> [Exercise task]:
Could you extract every entry below and reproduce it exactly?

Figure contents as structured data:
# # #
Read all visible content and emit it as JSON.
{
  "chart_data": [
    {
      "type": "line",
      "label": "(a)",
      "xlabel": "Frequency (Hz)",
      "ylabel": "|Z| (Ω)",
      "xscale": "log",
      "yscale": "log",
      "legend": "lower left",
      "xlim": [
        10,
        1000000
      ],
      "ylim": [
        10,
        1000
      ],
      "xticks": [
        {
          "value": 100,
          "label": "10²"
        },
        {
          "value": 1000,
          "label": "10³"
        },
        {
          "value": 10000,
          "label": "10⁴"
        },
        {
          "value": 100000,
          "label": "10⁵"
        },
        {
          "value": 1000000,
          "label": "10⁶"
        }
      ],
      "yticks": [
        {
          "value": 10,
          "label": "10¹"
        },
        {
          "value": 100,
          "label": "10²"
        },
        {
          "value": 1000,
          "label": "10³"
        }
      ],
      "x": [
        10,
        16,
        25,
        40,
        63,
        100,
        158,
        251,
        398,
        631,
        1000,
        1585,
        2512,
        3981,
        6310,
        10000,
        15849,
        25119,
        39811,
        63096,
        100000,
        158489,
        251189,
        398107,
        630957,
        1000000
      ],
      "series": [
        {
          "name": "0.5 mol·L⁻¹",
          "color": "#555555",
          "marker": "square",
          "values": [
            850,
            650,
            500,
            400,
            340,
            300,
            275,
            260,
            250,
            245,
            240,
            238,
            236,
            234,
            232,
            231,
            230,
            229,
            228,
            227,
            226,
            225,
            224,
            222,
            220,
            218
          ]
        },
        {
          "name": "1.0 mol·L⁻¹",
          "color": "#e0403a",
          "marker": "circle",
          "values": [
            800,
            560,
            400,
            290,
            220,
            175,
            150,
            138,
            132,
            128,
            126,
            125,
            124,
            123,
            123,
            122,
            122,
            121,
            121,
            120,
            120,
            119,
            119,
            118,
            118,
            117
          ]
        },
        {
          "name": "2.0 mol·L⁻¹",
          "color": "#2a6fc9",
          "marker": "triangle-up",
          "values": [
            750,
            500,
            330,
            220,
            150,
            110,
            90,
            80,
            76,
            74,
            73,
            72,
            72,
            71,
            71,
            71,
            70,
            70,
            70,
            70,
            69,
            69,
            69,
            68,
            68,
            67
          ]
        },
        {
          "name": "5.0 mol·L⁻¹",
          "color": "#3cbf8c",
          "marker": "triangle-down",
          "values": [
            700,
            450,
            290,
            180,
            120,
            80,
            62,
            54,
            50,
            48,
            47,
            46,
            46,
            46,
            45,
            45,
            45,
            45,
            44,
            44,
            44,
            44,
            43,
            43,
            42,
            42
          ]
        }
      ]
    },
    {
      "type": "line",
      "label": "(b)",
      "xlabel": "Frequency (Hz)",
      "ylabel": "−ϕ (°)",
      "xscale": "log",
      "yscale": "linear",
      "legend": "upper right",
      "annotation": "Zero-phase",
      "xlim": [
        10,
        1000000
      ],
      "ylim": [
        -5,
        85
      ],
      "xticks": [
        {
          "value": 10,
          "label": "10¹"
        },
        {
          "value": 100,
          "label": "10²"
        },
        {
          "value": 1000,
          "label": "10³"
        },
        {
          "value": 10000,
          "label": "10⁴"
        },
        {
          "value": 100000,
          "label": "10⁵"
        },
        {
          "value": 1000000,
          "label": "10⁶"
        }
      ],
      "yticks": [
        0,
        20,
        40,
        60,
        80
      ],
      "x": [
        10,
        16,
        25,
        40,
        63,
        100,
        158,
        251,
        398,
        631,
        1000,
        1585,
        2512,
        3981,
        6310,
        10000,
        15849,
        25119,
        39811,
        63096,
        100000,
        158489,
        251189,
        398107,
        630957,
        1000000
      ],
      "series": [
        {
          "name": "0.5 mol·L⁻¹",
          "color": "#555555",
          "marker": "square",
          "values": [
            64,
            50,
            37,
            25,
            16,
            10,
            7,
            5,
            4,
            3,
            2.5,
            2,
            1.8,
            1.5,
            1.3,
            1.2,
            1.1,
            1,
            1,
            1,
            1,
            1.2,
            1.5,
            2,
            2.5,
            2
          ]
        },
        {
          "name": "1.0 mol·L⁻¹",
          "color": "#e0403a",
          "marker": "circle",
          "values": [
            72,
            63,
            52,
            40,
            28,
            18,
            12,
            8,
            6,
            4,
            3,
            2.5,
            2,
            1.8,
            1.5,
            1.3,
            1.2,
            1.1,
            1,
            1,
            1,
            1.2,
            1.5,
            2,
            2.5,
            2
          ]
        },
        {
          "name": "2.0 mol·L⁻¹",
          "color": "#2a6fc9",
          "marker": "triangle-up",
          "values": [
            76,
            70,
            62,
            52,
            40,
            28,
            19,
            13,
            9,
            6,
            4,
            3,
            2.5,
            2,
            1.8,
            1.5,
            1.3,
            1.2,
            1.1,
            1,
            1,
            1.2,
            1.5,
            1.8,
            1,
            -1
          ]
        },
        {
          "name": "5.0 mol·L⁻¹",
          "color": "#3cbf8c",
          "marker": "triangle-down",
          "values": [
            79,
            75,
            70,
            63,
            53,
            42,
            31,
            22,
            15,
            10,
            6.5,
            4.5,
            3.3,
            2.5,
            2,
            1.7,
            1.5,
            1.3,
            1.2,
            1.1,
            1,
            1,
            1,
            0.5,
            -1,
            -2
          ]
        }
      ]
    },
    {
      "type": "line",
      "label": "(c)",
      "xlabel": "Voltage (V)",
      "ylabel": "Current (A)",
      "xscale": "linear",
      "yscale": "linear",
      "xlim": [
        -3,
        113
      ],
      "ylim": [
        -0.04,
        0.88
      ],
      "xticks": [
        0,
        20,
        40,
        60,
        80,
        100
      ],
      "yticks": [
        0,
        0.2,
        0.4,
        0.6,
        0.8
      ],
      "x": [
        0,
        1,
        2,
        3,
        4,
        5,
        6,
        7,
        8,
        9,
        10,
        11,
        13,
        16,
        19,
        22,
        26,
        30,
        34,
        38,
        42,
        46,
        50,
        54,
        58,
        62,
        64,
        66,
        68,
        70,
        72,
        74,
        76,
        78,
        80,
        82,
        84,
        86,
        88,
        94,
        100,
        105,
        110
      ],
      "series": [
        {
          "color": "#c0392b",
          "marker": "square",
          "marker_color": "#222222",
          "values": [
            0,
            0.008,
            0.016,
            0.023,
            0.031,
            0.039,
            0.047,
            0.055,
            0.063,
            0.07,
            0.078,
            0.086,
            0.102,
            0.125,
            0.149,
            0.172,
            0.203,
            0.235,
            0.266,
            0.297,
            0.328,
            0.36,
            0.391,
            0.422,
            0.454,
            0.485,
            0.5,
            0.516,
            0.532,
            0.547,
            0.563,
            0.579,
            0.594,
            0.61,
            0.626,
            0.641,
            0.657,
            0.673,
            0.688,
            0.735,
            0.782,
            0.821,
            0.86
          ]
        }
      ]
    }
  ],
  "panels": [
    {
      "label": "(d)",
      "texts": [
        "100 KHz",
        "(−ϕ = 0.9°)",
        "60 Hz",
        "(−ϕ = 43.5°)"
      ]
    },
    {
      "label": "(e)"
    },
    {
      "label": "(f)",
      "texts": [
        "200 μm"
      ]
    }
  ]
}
# # #
> [Expected answer]:
Read all visible content and emit it as JSON.
{
  "chart_data": [
    {
      "type": "line",
      "label": "(a)",
      "xlabel": "Frequency (Hz)",
      "ylabel": "|Z| (Ω)",
      "xscale": "log",
      "yscale": "log",
      "legend": "lower left",
      "xlim": [
        10,
        1000000
      ],
      "ylim": [
        10,
        1000
      ],
      "xticks": [
        {
          "value": 100,
          "label": "10²"
        },
        {
          "value": 1000,
          "label": "10³"
        },
        {
          "value": 10000,
          "label": "10⁴"
        },
        {
          "value": 100000,
          "label": "10⁵"
        },
        {
          "value": 1000000,
          "label": "10⁶"
        }
      ],
      "yticks": [
        {
          "value": 10,
          "label": "10¹"
        },
        {
          "value": 100,
          "label": "10²"
        },
        {
          "value": 1000,
          "label": "10³"
        }
      ],
      "x": [
        10,
        16,
        25,
        40,
        63,
        100,
        158,
        251,
        398,
        631,
        1000,
        1585,
        2512,
        3981,
        6310,
        10000,
        15849,
        25119,
        39811,
        63096,
        100000,
        158489,
        251189,
        398107,
        630957,
        1000000
      ],
      "series": [
        {
          "name": "0.5 mol·L⁻¹",
          "color": "#555555",
          "marker": "square",
          "values": [
            850,
            650,
            500,
            400,
            340,
            300,
            275,
            260,
            250,
            245,
            240,
            238,
            236,
            234,
            232,
            231,
            230,
            229,
            228,
            227,
            226,
            225,
            224,
            222,
            220,
            218
          ]
        },
        {
          "name": "1.0 mol·L⁻¹",
          "color": "#e0403a",
          "marker": "circle",
          "values": [
            800,
            560,
            400,
            290,
            220,
            175,
            150,
            138,
            132,
            128,
            126,
            125,
            124,
            123,
            123,
            122,
            122,
            121,
            121,
            120,
            120,
            119,
            119,
            118,
            118,
            117
          ]
        },
        {
          "name": "2.0 mol·L⁻¹",
          "color": "#2a6fc9",
          "marker": "triangle-up",
          "values": [
            750,
            500,
            330,
            220,
            150,
            110,
            90,
            80,
            76,
            74,
            73,
            72,
            72,
            71,
            71,
            71,
            70,
            70,
            70,
            70,
            69,
            69,
            69,
            68,
            68,
            67
          ]
        },
        {
          "name": "5.0 mol·L⁻¹",
          "color": "#3cbf8c",
          "marker": "triangle-down",
          "values": [
            700,
            450,
            290,
            180,
            120,
            80,
            62,
            54,
            50,
            48,
            47,
            46,
            46,
            46,
            45,
            45,
            45,
            45,
            44,
            44,
            44,
            44,
            43,
            43,
            42,
            42
          ]
        }
      ]
    },
    {
      "type": "line",
      "label": "(b)",
      "xlabel": "Frequency (Hz)",
      "ylabel": "−ϕ (°)",
      "xscale": "log",
      "yscale": "linear",
      "legend": "upper right",
      "annotation": "Zero-phase",
      "xlim": [
        10,
        1000000
      ],
      "ylim": [
        -5,
        85
      ],
      "xticks": [
        {
          "value": 10,
          "label": "10¹"
        },
        {
          "value": 100,
          "label": "10²"
        },
        {
          "value": 1000,
          "label": "10³"
        },
        {
          "value": 10000,
          "label": "10⁴"
        },
        {
          "value": 100000,
          "label": "10⁵"
        },
        {
          "value": 1000000,
          "label": "10⁶"
        }
      ],
      "yticks": [
        0,
        20,
        40,
        60,
        80
      ],
      "x": [
        10,
        16,
        25,
        40,
        63,
        100,
        158,
        251,
        398,
        631,
        1000,
        1585,
        2512,
        3981,
        6310,
        10000,
        15849,
        25119,
        39811,
        63096,
        100000,
        158489,
        251189,
        398107,
        630957,
        1000000
      ],
      "series": [
        {
          "name": "0.5 mol·L⁻¹",
          "color": "#555555",
          "marker": "square",
          "values": [
            64,
            50,
            37,
            25,
            16,
            10,
            7,
            5,
            4,
            3,
            2.5,
            2,
            1.8,
            1.5,
            1.3,
            1.2,
            1.1,
            1,
            1,
            1,
            1,
            1.2,
            1.5,
            2,
            2.5,
            2
          ]
        },
        {
          "name": "1.0 mol·L⁻¹",
          "color": "#e0403a",
          "marker": "circle",
          "values": [
            72,
            63,
            52,
            40,
            28,
            18,
            12,
            8,
            6,
            4,
            3,
            2.5,
            2,
            1.8,
            1.5,
            1.3,
            1.2,
            1.1,
            1,
            1,
            1,
            1.2,
            1.5,
            2,
            2.5,
            2
          ]
        },
        {
          "name": "2.0 mol·L⁻¹",
          "color": "#2a6fc9",
          "marker": "triangle-up",
          "values": [
            76,
            70,
            62,
            52,
            40,
            28,
            19,
            13,
            9,
            6,
            4,
            3,
            2.5,
            2,
            1.8,
            1.5,
            1.3,
            1.2,
            1.1,
            1,
            1,
            1.2,
            1.5,
            1.8,
            1,
            -1
          ]
        },
        {
          "name": "5.0 mol·L⁻¹",
          "color": "#3cbf8c",
          "marker": "triangle-down",
          "values": [
            79,
            75,
            70,
            63,
            53,
            42,
            31,
            22,
            15,
            10,
            6.5,
            4.5,
            3.3,
            2.5,
            2,
            1.7,
            1.5,
            1.3,
            1.2,
            1.1,
            1,
            1,
            1,
            0.5,
            -1,
            -2
          ]
        }
      ]
    },
    {
      "type": "line",
      "label": "(c)",
      "xlabel": "Voltage (V)",
      "ylabel": "Current (A)",
      "xscale": "linear",
      "yscale": "linear",
      "xlim": [
        -3,
        113
      ],
      "ylim": [
        -0.04,
        0.88
      ],
      "xticks": [
        0,
        20,
        40,
        60,
        80,
        100
      ],
      "yticks": [
        0,
        0.2,
        0.4,
        0.6,
        0.8
      ],
      "x": [
        0,
        1,
        2,
        3,
        4,
        5,
        6,
        7,
        8,
        9,
        10,
        11,
        13,
        16,
        19,
        22,
        26,
        30,
        34,
        38,
        42,
        46,
        50,
        54,
        58,
        62,
        64,
        66,
        68,
        70,
        72,
        74,
        76,
        78,
        80,
        82,
        84,
        86,
        88,
        94,
        100,
        105,
        110
      ],
      "series": [
        {
          "color": "#c0392b",
          "marker": "square",
          "marker_color": "#222222",
          "values": [
            0,
            0.008,
            0.016,
            0.023,
            0.031,
            0.039,
            0.047,
            0.055,
            0.063,
            0.07,
            0.078,
            0.086,
            0.102,
            0.125,
            0.149,
            0.172,
            0.203,
            0.235,
            0.266,
            0.297,
            0.328,
            0.36,
            0.391,
            0.422,
            0.454,
            0.485,
            0.5,
            0.516,
            0.532,
            0.547,
            0.563,
            0.579,
            0.594,
            0.61,
            0.626,
            0.641,
            0.657,
            0.673,
            0.688,
            0.735,
            0.782,
            0.821,
            0.86
          ]
        }
      ]
    }
  ],
  "panels": [
    {
      "label": "(d)",
      "texts": [
        "100 KHz",
        "(−ϕ = 0.9°)",
        "60 Hz",
        "(−ϕ = 43.5°)"
      ]
    },
    {
      "label": "(e)"
    },
    {
      "label": "(f)",
      "texts": [
        "200 μm"
      ]
    }
  ]
}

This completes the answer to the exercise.